-- Start Records shown --
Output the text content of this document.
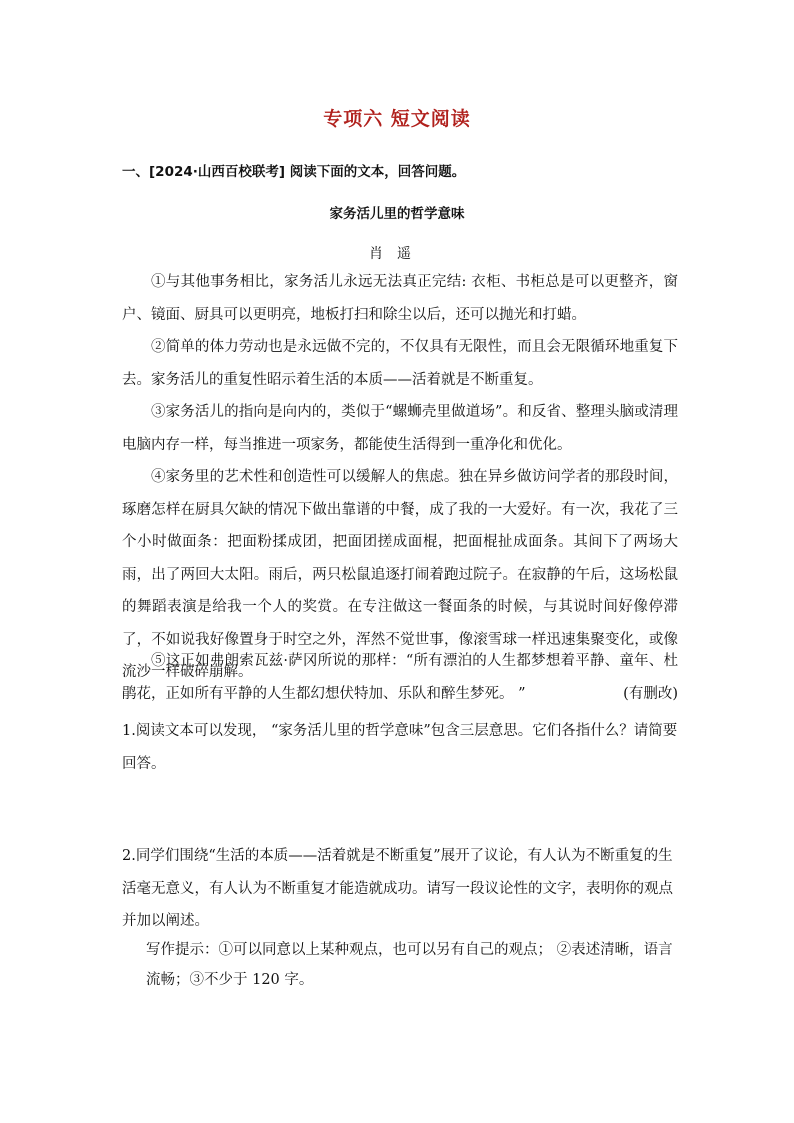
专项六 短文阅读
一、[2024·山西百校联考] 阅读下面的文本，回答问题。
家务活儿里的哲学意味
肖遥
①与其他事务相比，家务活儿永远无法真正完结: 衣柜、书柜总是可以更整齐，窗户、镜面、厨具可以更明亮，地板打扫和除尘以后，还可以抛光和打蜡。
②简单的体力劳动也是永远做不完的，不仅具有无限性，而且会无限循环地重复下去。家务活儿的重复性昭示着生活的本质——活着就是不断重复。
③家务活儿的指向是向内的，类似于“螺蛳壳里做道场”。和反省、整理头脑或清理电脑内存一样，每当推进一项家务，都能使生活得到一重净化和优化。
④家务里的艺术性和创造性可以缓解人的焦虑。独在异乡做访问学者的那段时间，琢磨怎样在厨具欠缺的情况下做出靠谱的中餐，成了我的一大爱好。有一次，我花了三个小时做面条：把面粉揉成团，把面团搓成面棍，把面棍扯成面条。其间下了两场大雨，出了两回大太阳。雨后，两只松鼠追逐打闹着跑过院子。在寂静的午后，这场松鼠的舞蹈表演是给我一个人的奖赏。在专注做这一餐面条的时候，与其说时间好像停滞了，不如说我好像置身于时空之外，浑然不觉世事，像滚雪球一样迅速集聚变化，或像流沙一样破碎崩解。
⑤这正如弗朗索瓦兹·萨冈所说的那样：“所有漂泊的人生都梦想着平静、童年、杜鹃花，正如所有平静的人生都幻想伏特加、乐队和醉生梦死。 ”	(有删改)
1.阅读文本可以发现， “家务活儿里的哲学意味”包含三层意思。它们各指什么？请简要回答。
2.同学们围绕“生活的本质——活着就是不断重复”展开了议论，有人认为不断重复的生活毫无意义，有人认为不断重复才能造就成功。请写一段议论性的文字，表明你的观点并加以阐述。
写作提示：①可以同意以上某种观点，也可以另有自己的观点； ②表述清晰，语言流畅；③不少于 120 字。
-- End Records shown --
## Objective
Show every line where the string "活着就是不断重复" appears.

## Exercise solution
②简单的体力劳动也是永远做不完的，不仅具有无限性，而且会无限循环地重复下去。家务活儿的重复性昭示着生活的本质——活着就是不断重复。
2.同学们围绕“生活的本质——活着就是不断重复”展开了议论，有人认为不断重复的生活毫无意义，有人认为不断重复才能造就成功。请写一段议论性的文字，表明你的观点并加以阐述。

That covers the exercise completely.